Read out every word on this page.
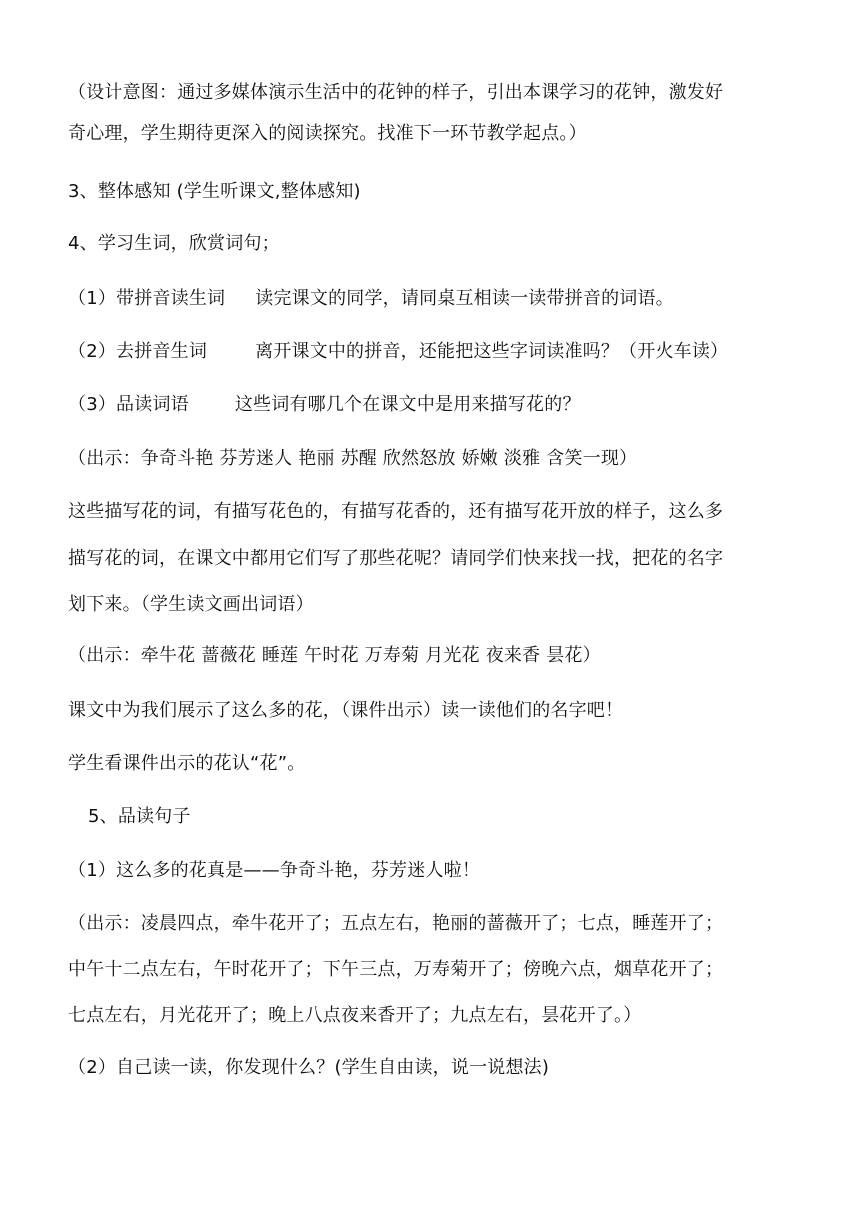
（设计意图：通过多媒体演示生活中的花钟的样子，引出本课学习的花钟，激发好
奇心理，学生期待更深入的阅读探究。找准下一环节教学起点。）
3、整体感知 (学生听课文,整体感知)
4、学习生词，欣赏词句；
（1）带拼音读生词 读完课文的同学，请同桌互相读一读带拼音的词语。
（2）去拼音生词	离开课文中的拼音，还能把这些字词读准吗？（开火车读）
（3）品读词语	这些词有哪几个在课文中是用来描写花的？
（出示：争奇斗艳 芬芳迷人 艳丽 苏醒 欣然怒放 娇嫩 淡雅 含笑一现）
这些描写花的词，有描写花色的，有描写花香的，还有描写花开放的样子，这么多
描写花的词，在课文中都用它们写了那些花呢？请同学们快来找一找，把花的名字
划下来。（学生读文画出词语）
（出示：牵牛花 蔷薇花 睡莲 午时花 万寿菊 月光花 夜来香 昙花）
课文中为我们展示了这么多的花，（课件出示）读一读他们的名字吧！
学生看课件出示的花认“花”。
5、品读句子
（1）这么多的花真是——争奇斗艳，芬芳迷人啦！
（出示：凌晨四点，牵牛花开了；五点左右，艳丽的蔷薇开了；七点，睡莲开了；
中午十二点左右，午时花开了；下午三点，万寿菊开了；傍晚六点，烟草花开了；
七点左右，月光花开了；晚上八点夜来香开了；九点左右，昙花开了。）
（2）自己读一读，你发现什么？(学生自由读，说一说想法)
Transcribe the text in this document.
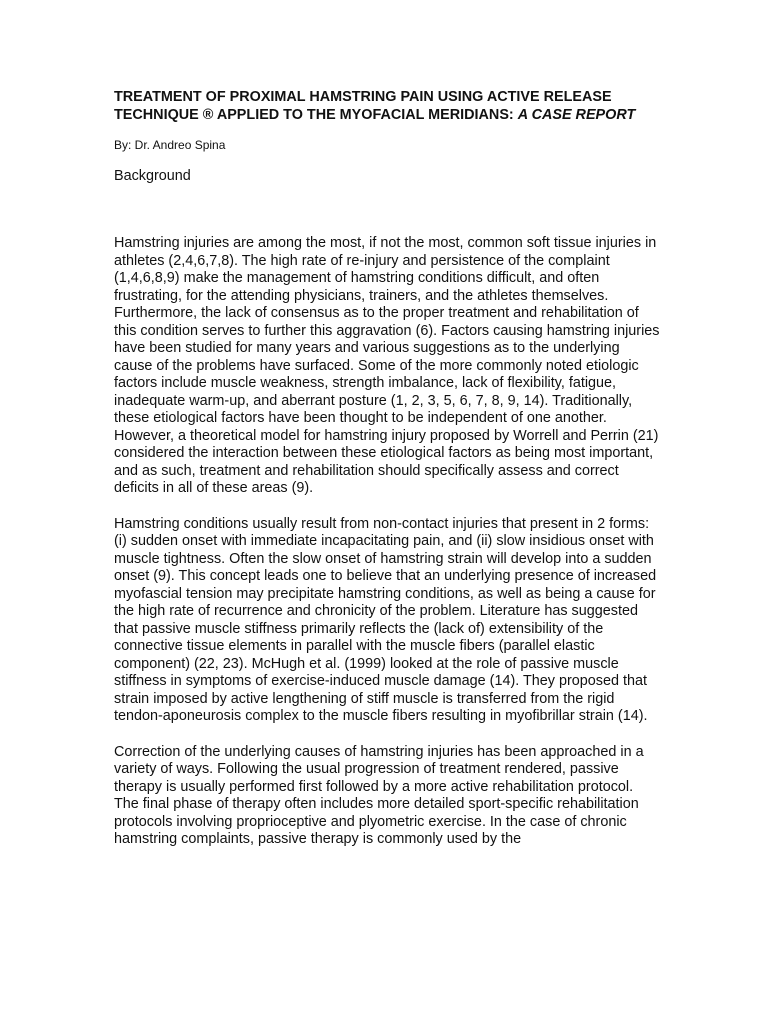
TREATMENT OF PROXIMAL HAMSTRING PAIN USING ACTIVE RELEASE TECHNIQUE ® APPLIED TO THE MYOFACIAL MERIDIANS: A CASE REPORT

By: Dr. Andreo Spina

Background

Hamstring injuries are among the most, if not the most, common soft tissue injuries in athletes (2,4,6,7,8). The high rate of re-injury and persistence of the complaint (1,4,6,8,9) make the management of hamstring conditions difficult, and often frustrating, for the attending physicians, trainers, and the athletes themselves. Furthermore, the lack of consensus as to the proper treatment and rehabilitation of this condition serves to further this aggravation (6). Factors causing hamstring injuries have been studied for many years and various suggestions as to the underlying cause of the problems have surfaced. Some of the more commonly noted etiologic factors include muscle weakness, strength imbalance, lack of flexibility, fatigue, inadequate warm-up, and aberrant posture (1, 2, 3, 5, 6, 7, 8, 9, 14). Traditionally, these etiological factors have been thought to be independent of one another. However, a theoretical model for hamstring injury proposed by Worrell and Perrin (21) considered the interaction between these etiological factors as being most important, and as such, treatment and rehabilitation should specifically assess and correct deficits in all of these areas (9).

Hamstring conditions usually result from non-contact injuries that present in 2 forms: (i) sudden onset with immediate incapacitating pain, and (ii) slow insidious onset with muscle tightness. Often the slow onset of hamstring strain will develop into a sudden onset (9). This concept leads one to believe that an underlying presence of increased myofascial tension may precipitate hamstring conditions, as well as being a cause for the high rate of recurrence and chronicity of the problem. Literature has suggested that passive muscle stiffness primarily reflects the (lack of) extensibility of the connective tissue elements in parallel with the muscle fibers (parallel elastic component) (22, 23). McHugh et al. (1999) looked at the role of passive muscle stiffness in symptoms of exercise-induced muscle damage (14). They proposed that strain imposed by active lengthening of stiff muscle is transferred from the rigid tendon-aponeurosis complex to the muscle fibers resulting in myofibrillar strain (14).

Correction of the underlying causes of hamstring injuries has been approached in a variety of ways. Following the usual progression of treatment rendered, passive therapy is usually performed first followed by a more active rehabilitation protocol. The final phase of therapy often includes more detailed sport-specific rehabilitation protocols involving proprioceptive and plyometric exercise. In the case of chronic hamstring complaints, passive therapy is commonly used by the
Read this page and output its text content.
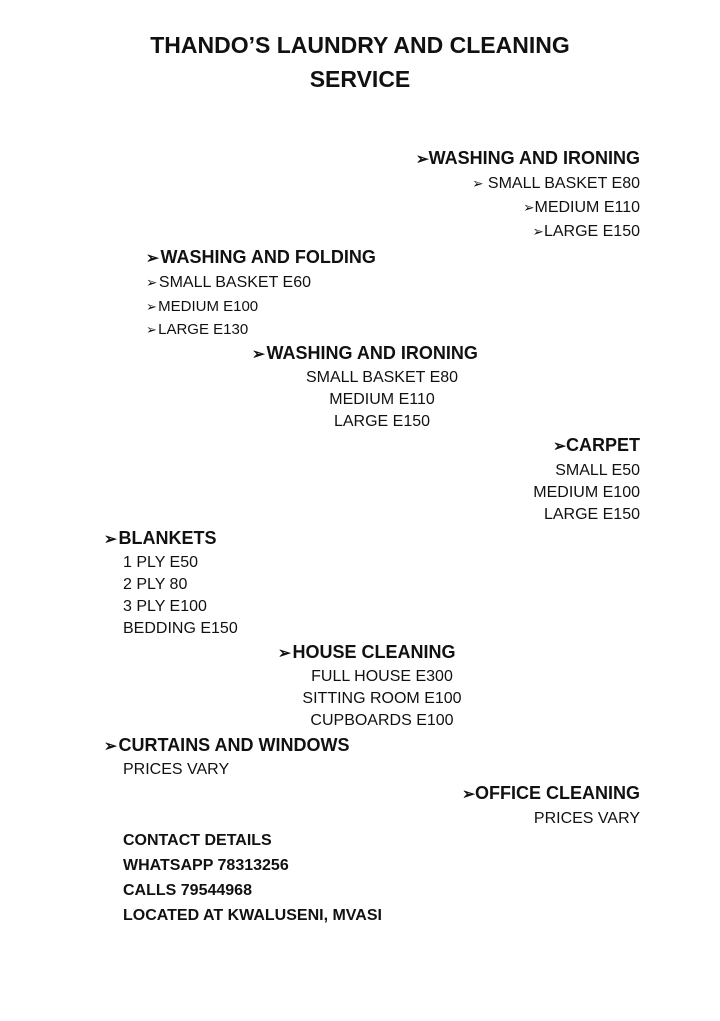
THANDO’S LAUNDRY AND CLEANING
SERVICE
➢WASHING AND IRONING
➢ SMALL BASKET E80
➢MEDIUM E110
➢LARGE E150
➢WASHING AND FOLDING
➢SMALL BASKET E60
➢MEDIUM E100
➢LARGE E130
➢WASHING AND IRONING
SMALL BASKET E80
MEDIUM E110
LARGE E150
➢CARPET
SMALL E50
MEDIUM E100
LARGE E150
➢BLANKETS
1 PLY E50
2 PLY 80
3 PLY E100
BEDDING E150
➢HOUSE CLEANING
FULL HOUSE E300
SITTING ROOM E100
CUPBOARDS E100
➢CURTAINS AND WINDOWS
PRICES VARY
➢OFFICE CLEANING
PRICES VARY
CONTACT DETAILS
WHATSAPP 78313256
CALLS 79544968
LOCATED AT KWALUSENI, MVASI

Aim of the exercise: Skip the pictures and transcribe the rest of the records exactly.

Exercise answer:
Read out every word on this page.
（设计意图：通过多媒体演示生活中的花钟的样子，引出本课学习的花钟，激发好
奇心理，学生期待更深入的阅读探究。找准下一环节教学起点。）
3、整体感知 (学生听课文,整体感知)
4、学习生词，欣赏词句；
（1）带拼音读生词 读完课文的同学，请同桌互相读一读带拼音的词语。
（2）去拼音生词	离开课文中的拼音，还能把这些字词读准吗？（开火车读）
（3）品读词语	这些词有哪几个在课文中是用来描写花的？
（出示：争奇斗艳 芬芳迷人 艳丽 苏醒 欣然怒放 娇嫩 淡雅 含笑一现）
这些描写花的词，有描写花色的，有描写花香的，还有描写花开放的样子，这么多
描写花的词，在课文中都用它们写了那些花呢？请同学们快来找一找，把花的名字
划下来。（学生读文画出词语）
（出示：牵牛花 蔷薇花 睡莲 午时花 万寿菊 月光花 夜来香 昙花）
课文中为我们展示了这么多的花，（课件出示）读一读他们的名字吧！
学生看课件出示的花认“花”。
5、品读句子
（1）这么多的花真是——争奇斗艳，芬芳迷人啦！
（出示：凌晨四点，牵牛花开了；五点左右，艳丽的蔷薇开了；七点，睡莲开了；
中午十二点左右，午时花开了；下午三点，万寿菊开了；傍晚六点，烟草花开了；
七点左右，月光花开了；晚上八点夜来香开了；九点左右，昙花开了。）
（2）自己读一读，你发现什么？(学生自由读，说一说想法)
Transcribe the text in this document.
TREATMENT OF PROXIMAL HAMSTRING PAIN USING ACTIVE RELEASE TECHNIQUE ® APPLIED TO THE MYOFACIAL MERIDIANS: A CASE REPORT

By: Dr. Andreo Spina

Background

Hamstring injuries are among the most, if not the most, common soft tissue injuries in athletes (2,4,6,7,8). The high rate of re-injury and persistence of the complaint (1,4,6,8,9) make the management of hamstring conditions difficult, and often frustrating, for the attending physicians, trainers, and the athletes themselves. Furthermore, the lack of consensus as to the proper treatment and rehabilitation of this condition serves to further this aggravation (6). Factors causing hamstring injuries have been studied for many years and various suggestions as to the underlying cause of the problems have surfaced. Some of the more commonly noted etiologic factors include muscle weakness, strength imbalance, lack of flexibility, fatigue, inadequate warm-up, and aberrant posture (1, 2, 3, 5, 6, 7, 8, 9, 14). Traditionally, these etiological factors have been thought to be independent of one another. However, a theoretical model for hamstring injury proposed by Worrell and Perrin (21) considered the interaction between these etiological factors as being most important, and as such, treatment and rehabilitation should specifically assess and correct deficits in all of these areas (9).

Hamstring conditions usually result from non-contact injuries that present in 2 forms: (i) sudden onset with immediate incapacitating pain, and (ii) slow insidious onset with muscle tightness. Often the slow onset of hamstring strain will develop into a sudden onset (9). This concept leads one to believe that an underlying presence of increased myofascial tension may precipitate hamstring conditions, as well as being a cause for the high rate of recurrence and chronicity of the problem. Literature has suggested that passive muscle stiffness primarily reflects the (lack of) extensibility of the connective tissue elements in parallel with the muscle fibers (parallel elastic component) (22, 23). McHugh et al. (1999) looked at the role of passive muscle stiffness in symptoms of exercise-induced muscle damage (14). They proposed that strain imposed by active lengthening of stiff muscle is transferred from the rigid tendon-aponeurosis complex to the muscle fibers resulting in myofibrillar strain (14).

Correction of the underlying causes of hamstring injuries has been approached in a variety of ways. Following the usual progression of treatment rendered, passive therapy is usually performed first followed by a more active rehabilitation protocol. The final phase of therapy often includes more detailed sport-specific rehabilitation protocols involving proprioceptive and plyometric exercise. In the case of chronic hamstring complaints, passive therapy is commonly used by the
Read this page and output its text content.
THANDO’S LAUNDRY AND CLEANING
SERVICE
➢WASHING AND IRONING
➢ SMALL BASKET E80
➢MEDIUM E110
➢LARGE E150
➢WASHING AND FOLDING
➢SMALL BASKET E60
➢MEDIUM E100
➢LARGE E130
➢WASHING AND IRONING
SMALL BASKET E80
MEDIUM E110
LARGE E150
➢CARPET
SMALL E50
MEDIUM E100
LARGE E150
➢BLANKETS
1 PLY E50
2 PLY 80
3 PLY E100
BEDDING E150
➢HOUSE CLEANING
FULL HOUSE E300
SITTING ROOM E100
CUPBOARDS E100
➢CURTAINS AND WINDOWS
PRICES VARY
➢OFFICE CLEANING
PRICES VARY
CONTACT DETAILS
WHATSAPP 78313256
CALLS 79544968
LOCATED AT KWALUSENI, MVASI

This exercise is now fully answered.